| WHAT IS ASKED |
Across the entries below, how many lines contain the word "data"? Give the number alone.

** start RECORD EXTRACTS **

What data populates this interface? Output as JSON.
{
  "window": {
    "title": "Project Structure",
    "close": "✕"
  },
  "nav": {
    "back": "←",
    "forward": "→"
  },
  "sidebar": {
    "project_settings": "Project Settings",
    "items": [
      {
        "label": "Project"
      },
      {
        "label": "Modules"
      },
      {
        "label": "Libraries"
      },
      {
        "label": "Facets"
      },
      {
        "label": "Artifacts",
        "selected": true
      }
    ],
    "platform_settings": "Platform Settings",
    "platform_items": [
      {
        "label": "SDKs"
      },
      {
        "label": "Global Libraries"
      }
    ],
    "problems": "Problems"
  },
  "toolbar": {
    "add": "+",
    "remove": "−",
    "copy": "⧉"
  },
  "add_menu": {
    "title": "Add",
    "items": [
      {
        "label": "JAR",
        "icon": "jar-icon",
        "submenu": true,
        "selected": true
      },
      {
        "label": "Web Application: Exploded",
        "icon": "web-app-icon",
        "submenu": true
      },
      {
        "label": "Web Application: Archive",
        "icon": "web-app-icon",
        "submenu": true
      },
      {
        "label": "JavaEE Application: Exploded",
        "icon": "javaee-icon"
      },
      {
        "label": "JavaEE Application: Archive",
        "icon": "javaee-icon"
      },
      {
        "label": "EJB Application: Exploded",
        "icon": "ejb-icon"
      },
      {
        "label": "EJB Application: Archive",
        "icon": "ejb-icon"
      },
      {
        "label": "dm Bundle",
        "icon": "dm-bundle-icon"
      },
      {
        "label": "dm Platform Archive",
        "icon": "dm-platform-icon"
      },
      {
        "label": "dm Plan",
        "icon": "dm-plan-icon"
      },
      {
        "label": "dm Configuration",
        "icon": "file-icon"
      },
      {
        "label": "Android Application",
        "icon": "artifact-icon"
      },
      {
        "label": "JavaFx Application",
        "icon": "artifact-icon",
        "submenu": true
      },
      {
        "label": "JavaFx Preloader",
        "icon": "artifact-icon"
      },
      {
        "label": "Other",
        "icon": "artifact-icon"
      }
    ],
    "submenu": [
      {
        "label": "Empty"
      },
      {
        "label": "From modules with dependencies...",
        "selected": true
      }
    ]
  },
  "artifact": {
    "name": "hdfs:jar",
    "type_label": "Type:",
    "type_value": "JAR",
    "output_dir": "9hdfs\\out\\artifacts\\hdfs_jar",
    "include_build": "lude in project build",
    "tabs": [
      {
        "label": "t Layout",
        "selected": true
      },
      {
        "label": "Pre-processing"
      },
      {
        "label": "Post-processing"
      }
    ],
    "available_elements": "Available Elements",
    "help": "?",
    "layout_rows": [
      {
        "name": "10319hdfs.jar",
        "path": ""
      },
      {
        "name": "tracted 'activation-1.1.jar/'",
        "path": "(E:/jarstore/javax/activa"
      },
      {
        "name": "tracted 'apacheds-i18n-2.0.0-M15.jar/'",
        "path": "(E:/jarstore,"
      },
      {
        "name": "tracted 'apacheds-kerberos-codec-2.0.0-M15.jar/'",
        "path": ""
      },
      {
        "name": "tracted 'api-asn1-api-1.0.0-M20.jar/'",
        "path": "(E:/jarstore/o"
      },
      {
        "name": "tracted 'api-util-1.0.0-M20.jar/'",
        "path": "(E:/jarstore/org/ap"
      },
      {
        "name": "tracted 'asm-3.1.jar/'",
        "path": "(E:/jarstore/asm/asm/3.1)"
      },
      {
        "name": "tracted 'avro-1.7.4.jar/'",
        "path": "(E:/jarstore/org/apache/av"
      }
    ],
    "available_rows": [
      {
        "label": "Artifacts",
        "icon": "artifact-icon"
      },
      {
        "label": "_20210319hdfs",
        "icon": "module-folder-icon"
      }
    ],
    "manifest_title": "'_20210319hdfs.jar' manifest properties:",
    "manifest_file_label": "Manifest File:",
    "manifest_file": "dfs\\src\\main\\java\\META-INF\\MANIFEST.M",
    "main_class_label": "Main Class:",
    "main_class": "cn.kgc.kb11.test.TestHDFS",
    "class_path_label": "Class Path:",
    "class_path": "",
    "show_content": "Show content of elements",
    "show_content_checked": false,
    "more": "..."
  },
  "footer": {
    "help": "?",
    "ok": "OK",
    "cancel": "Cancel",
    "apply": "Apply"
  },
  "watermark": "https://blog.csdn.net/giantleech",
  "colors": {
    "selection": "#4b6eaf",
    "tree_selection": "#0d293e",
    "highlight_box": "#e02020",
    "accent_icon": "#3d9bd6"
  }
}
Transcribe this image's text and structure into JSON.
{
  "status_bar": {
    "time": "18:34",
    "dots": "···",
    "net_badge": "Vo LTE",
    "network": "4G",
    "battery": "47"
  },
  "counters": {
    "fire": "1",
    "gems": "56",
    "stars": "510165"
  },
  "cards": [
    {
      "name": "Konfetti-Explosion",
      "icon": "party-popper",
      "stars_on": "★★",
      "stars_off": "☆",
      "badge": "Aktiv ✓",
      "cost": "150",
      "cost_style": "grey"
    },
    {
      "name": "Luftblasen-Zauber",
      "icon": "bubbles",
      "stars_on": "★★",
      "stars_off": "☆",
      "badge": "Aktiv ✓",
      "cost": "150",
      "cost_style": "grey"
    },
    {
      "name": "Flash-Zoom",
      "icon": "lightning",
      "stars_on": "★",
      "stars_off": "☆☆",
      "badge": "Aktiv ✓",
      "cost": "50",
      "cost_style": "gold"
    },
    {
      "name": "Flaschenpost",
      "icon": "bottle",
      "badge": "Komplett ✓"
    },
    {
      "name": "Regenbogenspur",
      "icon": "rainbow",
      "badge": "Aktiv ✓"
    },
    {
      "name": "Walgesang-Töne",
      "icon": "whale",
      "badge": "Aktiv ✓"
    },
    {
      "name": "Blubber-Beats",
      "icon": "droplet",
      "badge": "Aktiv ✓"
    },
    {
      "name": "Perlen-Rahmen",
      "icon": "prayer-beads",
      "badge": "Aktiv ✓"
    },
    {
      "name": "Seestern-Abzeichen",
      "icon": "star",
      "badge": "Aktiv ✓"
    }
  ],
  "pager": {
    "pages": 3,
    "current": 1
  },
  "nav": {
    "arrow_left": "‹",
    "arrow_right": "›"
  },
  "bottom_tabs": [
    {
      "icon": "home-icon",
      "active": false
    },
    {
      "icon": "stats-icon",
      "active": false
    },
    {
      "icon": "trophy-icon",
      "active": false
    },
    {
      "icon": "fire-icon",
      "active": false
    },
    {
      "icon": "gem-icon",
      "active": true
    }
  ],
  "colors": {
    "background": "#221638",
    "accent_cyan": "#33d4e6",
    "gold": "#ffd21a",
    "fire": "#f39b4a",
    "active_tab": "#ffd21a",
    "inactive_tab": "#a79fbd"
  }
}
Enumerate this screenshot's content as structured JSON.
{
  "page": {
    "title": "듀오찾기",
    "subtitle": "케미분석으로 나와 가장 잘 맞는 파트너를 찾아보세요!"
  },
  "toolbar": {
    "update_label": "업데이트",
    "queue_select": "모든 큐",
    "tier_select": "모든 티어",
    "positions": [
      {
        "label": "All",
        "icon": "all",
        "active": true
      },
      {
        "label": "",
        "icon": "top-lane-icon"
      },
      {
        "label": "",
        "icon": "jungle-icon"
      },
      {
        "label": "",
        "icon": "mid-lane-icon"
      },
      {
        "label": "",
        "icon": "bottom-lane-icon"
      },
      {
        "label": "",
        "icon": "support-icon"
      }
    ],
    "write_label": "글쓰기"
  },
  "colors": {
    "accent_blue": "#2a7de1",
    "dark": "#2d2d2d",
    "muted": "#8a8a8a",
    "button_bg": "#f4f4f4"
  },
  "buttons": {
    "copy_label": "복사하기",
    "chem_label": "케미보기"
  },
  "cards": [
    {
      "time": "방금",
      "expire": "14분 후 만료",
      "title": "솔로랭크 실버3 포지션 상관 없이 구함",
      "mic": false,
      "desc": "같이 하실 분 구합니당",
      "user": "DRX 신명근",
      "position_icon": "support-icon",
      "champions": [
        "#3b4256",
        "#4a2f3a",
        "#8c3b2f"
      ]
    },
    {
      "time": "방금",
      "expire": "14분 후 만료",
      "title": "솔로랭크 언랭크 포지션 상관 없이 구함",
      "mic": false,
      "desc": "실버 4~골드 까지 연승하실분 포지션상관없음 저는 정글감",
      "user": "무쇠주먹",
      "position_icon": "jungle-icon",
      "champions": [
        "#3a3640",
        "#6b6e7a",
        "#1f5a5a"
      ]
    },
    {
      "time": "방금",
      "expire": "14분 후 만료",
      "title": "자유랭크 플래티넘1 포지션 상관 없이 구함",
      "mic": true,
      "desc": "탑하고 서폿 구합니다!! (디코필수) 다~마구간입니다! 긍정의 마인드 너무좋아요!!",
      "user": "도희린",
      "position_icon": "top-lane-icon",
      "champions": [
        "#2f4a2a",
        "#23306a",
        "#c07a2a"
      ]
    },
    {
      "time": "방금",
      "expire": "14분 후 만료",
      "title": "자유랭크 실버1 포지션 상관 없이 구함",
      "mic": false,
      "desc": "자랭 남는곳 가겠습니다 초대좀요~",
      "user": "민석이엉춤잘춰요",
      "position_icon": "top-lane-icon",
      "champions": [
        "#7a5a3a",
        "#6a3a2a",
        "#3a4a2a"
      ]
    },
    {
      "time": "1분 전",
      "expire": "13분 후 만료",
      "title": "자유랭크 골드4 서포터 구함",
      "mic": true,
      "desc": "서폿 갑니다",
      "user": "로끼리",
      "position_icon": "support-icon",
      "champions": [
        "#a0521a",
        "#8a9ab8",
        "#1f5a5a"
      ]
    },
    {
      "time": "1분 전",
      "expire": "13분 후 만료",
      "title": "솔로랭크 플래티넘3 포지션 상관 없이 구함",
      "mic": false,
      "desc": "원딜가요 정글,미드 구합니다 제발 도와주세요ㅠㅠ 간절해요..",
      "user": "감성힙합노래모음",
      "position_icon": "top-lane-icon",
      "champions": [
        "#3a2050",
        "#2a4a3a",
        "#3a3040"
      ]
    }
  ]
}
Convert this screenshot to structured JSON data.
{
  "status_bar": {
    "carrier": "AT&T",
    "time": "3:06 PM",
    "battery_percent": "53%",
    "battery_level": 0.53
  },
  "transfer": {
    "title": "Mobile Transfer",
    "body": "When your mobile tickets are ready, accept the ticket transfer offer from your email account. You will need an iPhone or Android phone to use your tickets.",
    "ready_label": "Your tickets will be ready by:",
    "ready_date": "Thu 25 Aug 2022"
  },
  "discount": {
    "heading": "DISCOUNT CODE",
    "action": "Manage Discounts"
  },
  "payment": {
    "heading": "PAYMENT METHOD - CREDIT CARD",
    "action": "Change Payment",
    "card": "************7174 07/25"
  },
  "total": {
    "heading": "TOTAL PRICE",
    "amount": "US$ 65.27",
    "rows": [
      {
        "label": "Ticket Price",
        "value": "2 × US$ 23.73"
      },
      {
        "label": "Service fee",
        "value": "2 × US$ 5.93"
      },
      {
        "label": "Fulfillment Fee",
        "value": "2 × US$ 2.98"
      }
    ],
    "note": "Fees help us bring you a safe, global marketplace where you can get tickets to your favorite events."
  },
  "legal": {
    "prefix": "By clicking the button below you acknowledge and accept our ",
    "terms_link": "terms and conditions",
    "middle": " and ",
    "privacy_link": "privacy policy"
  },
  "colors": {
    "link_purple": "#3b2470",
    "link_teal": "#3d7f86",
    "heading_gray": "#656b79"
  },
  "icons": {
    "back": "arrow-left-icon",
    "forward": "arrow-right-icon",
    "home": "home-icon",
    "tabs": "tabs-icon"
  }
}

** end RECORD EXTRACTS **

| RESPONSE TO THIS EXERCISE |
2